◆ Data section
━━━

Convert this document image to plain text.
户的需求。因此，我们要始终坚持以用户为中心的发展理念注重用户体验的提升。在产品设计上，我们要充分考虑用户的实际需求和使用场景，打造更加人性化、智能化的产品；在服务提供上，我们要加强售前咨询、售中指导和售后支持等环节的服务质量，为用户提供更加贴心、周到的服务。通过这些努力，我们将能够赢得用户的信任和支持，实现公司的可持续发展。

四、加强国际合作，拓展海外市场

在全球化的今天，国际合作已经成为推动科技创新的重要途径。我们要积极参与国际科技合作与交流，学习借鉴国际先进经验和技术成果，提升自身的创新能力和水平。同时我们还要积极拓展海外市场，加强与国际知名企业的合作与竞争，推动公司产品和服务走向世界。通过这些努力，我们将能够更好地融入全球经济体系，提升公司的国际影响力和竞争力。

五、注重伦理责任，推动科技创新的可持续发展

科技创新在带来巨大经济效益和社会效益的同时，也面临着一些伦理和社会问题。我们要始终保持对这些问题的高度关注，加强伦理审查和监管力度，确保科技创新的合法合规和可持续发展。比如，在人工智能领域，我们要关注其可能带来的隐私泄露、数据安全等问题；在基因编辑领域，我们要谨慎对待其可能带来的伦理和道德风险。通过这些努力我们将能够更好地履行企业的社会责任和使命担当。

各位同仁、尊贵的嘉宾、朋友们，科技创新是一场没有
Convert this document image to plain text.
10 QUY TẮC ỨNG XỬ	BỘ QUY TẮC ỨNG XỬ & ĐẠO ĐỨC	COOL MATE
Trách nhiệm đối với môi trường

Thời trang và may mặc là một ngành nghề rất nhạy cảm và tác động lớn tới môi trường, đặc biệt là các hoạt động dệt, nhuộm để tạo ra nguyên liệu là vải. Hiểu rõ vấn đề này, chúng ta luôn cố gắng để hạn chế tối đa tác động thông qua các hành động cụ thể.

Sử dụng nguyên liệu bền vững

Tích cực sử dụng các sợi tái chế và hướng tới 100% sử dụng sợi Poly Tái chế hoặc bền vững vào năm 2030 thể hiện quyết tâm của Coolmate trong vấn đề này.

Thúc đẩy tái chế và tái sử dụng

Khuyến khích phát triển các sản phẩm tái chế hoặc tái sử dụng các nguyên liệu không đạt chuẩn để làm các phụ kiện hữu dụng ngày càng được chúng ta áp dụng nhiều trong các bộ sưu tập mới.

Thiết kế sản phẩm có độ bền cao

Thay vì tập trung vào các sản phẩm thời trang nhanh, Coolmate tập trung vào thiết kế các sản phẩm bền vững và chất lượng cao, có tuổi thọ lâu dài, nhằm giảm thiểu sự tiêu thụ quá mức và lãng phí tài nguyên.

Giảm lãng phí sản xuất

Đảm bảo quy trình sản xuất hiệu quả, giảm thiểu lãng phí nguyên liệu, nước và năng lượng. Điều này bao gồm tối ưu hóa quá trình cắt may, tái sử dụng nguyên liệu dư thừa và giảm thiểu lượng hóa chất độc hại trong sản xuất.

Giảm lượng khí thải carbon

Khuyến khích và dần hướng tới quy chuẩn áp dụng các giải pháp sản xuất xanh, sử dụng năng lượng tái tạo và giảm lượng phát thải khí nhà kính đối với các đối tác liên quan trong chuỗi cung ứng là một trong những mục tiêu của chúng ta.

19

━━━

◆ Exercise aim
Every entry needs to be retyped exactly.

◆ Answer to the exercise
Convert this document image to plain text.
户的需求。因此，我们要始终坚持以用户为中心的发展理念注重用户体验的提升。在产品设计上，我们要充分考虑用户的实际需求和使用场景，打造更加人性化、智能化的产品；在服务提供上，我们要加强售前咨询、售中指导和售后支持等环节的服务质量，为用户提供更加贴心、周到的服务。通过这些努力，我们将能够赢得用户的信任和支持，实现公司的可持续发展。

四、加强国际合作，拓展海外市场

在全球化的今天，国际合作已经成为推动科技创新的重要途径。我们要积极参与国际科技合作与交流，学习借鉴国际先进经验和技术成果，提升自身的创新能力和水平。同时我们还要积极拓展海外市场，加强与国际知名企业的合作与竞争，推动公司产品和服务走向世界。通过这些努力，我们将能够更好地融入全球经济体系，提升公司的国际影响力和竞争力。

五、注重伦理责任，推动科技创新的可持续发展

科技创新在带来巨大经济效益和社会效益的同时，也面临着一些伦理和社会问题。我们要始终保持对这些问题的高度关注，加强伦理审查和监管力度，确保科技创新的合法合规和可持续发展。比如，在人工智能领域，我们要关注其可能带来的隐私泄露、数据安全等问题；在基因编辑领域，我们要谨慎对待其可能带来的伦理和道德风险。通过这些努力我们将能够更好地履行企业的社会责任和使命担当。

各位同仁、尊贵的嘉宾、朋友们，科技创新是一场没有
Convert this document image to plain text.
10 QUY TẮC ỨNG XỬ	BỘ QUY TẮC ỨNG XỬ & ĐẠO ĐỨC	COOL MATE
Trách nhiệm đối với môi trường

Thời trang và may mặc là một ngành nghề rất nhạy cảm và tác động lớn tới môi trường, đặc biệt là các hoạt động dệt, nhuộm để tạo ra nguyên liệu là vải. Hiểu rõ vấn đề này, chúng ta luôn cố gắng để hạn chế tối đa tác động thông qua các hành động cụ thể.

Sử dụng nguyên liệu bền vững

Tích cực sử dụng các sợi tái chế và hướng tới 100% sử dụng sợi Poly Tái chế hoặc bền vững vào năm 2030 thể hiện quyết tâm của Coolmate trong vấn đề này.

Thúc đẩy tái chế và tái sử dụng

Khuyến khích phát triển các sản phẩm tái chế hoặc tái sử dụng các nguyên liệu không đạt chuẩn để làm các phụ kiện hữu dụng ngày càng được chúng ta áp dụng nhiều trong các bộ sưu tập mới.

Thiết kế sản phẩm có độ bền cao

Thay vì tập trung vào các sản phẩm thời trang nhanh, Coolmate tập trung vào thiết kế các sản phẩm bền vững và chất lượng cao, có tuổi thọ lâu dài, nhằm giảm thiểu sự tiêu thụ quá mức và lãng phí tài nguyên.

Giảm lãng phí sản xuất

Đảm bảo quy trình sản xuất hiệu quả, giảm thiểu lãng phí nguyên liệu, nước và năng lượng. Điều này bao gồm tối ưu hóa quá trình cắt may, tái sử dụng nguyên liệu dư thừa và giảm thiểu lượng hóa chất độc hại trong sản xuất.

Giảm lượng khí thải carbon

Khuyến khích và dần hướng tới quy chuẩn áp dụng các giải pháp sản xuất xanh, sử dụng năng lượng tái tạo và giảm lượng phát thải khí nhà kính đối với các đối tác liên quan trong chuỗi cung ứng là một trong những mục tiêu của chúng ta.

19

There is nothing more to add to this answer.